*AIM*. Copy every record below exactly.

[Dataset listings of figures]
----------

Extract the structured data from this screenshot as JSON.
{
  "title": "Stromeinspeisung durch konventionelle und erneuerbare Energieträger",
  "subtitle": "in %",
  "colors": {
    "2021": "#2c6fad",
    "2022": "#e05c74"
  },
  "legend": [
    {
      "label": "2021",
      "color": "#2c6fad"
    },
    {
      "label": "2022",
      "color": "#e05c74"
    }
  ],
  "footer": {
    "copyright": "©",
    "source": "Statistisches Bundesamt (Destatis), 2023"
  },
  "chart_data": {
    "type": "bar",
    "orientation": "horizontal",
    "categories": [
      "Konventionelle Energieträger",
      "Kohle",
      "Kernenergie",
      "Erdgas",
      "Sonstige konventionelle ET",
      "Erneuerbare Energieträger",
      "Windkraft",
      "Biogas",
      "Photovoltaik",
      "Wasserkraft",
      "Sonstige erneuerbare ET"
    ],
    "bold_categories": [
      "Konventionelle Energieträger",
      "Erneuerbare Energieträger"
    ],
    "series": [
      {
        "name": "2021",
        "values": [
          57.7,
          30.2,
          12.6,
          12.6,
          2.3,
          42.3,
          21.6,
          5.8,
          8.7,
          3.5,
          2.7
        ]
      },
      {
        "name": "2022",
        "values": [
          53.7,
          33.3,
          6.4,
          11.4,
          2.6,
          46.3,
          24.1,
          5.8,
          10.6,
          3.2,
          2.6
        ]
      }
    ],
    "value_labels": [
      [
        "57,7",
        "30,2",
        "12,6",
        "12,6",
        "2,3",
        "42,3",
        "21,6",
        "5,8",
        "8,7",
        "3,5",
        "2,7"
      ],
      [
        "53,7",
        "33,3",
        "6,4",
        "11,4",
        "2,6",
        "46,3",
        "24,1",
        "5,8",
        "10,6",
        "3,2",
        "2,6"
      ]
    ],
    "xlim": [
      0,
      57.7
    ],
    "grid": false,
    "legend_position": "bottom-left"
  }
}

----------

*COMPLETE ANSWER*.
Extract the structured data from this screenshot as JSON.
{
  "title": "Stromeinspeisung durch konventionelle und erneuerbare Energieträger",
  "subtitle": "in %",
  "colors": {
    "2021": "#2c6fad",
    "2022": "#e05c74"
  },
  "legend": [
    {
      "label": "2021",
      "color": "#2c6fad"
    },
    {
      "label": "2022",
      "color": "#e05c74"
    }
  ],
  "footer": {
    "copyright": "©",
    "source": "Statistisches Bundesamt (Destatis), 2023"
  },
  "chart_data": {
    "type": "bar",
    "orientation": "horizontal",
    "categories": [
      "Konventionelle Energieträger",
      "Kohle",
      "Kernenergie",
      "Erdgas",
      "Sonstige konventionelle ET",
      "Erneuerbare Energieträger",
      "Windkraft",
      "Biogas",
      "Photovoltaik",
      "Wasserkraft",
      "Sonstige erneuerbare ET"
    ],
    "bold_categories": [
      "Konventionelle Energieträger",
      "Erneuerbare Energieträger"
    ],
    "series": [
      {
        "name": "2021",
        "values": [
          57.7,
          30.2,
          12.6,
          12.6,
          2.3,
          42.3,
          21.6,
          5.8,
          8.7,
          3.5,
          2.7
        ]
      },
      {
        "name": "2022",
        "values": [
          53.7,
          33.3,
          6.4,
          11.4,
          2.6,
          46.3,
          24.1,
          5.8,
          10.6,
          3.2,
          2.6
        ]
      }
    ],
    "value_labels": [
      [
        "57,7",
        "30,2",
        "12,6",
        "12,6",
        "2,3",
        "42,3",
        "21,6",
        "5,8",
        "8,7",
        "3,5",
        "2,7"
      ],
      [
        "53,7",
        "33,3",
        "6,4",
        "11,4",
        "2,6",
        "46,3",
        "24,1",
        "5,8",
        "10,6",
        "3,2",
        "2,6"
      ]
    ],
    "xlim": [
      0,
      57.7
    ],
    "grid": false,
    "legend_position": "bottom-left"
  }
}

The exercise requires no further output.